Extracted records

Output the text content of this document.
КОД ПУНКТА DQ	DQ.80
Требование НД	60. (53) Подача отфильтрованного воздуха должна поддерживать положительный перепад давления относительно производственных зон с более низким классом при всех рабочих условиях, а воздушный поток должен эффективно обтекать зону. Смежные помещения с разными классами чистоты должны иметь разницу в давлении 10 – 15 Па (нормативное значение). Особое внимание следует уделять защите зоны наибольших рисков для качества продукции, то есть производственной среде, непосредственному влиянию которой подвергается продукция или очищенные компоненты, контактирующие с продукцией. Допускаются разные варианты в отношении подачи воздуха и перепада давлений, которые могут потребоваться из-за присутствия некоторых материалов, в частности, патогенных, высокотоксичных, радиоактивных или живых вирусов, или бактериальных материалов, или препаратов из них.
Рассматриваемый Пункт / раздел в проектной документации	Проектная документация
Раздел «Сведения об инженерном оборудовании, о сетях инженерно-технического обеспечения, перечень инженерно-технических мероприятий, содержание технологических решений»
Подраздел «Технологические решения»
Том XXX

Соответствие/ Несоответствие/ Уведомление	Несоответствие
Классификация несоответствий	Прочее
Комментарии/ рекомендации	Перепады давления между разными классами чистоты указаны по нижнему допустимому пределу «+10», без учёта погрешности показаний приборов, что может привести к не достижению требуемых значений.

* _Short task_
Extract every line from the records above that contains the word "чистоты".

* _Result for this exercise_
Требование НД	60. (53) Подача отфильтрованного воздуха должна поддерживать положительный перепад давления относительно производственных зон с более низким классом при всех рабочих условиях, а воздушный поток должен эффективно обтекать зону. Смежные помещения с разными классами чистоты должны иметь разницу в давлении 10 – 15 Па (нормативное значение). Особое внимание следует уделять защите зоны наибольших рисков для качества продукции, то есть производственной среде, непосредственному влиянию которой подвергается продукция или очищенные компоненты, контактирующие с продукцией. Допускаются разные варианты в отношении подачи воздуха и перепада давлений, которые могут потребоваться из-за присутствия некоторых материалов, в частности, патогенных, высокотоксичных, радиоактивных или живых вирусов, или бактериальных материалов, или препаратов из них.
Комментарии/ рекомендации	Перепады давления между разными классами чистоты указаны по нижнему допустимому пределу «+10», без учёта погрешности показаний приборов, что может привести к не достижению требуемых значений.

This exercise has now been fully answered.